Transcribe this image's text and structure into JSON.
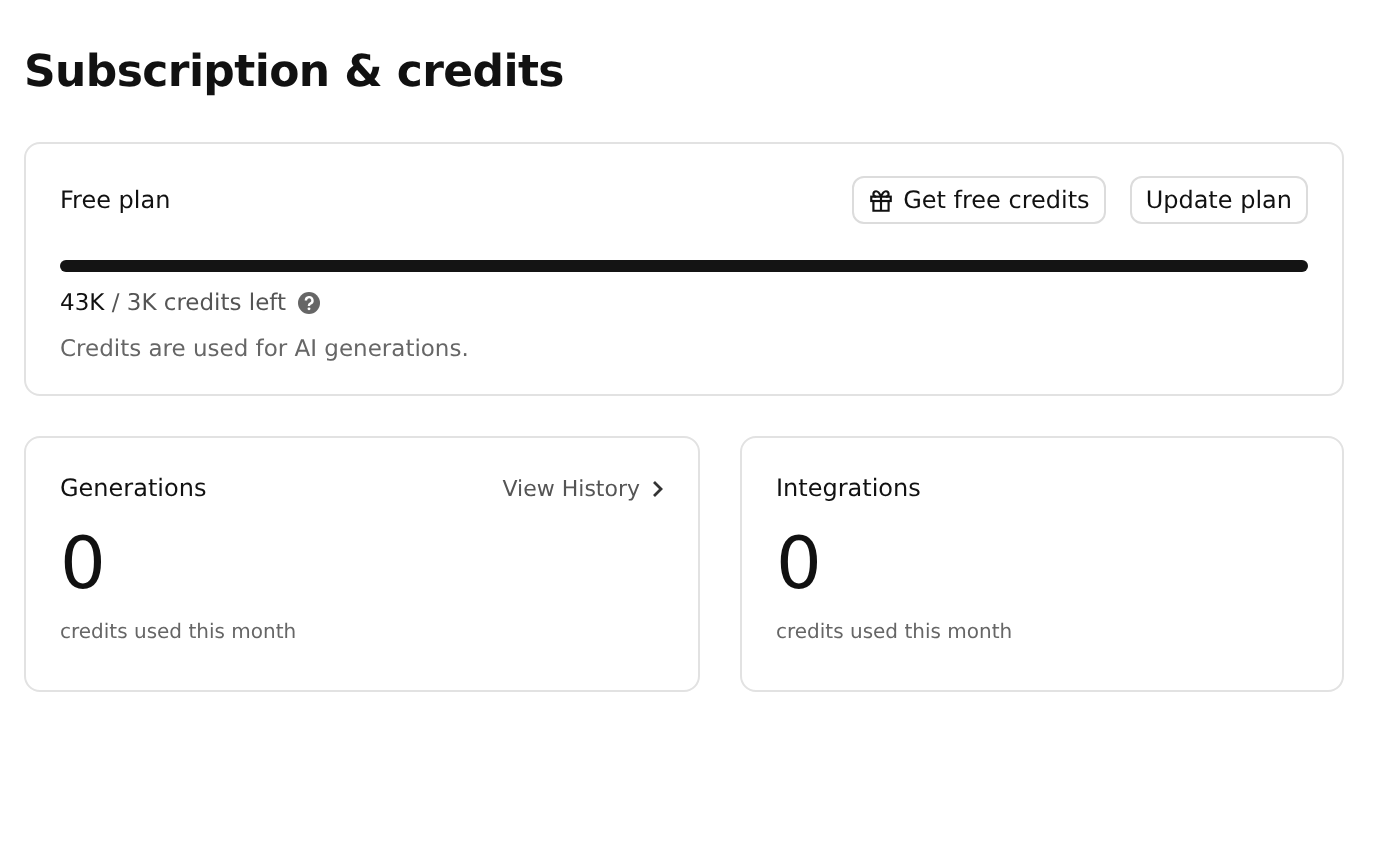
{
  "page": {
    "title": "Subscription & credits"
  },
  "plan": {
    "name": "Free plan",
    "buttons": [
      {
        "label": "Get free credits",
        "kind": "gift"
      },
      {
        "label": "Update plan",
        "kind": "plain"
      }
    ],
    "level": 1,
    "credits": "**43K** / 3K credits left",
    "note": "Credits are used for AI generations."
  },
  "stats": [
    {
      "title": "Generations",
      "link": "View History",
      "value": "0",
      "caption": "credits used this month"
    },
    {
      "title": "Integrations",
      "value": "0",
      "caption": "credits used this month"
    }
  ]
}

────────────────────────────────────────

▶ Work to be completed
Filter the entries down to the lines containing "plan". Copy each of those lines.

▶ Response to this task
  "plan": {
    "name": "Free plan",
        "label": "Update plan",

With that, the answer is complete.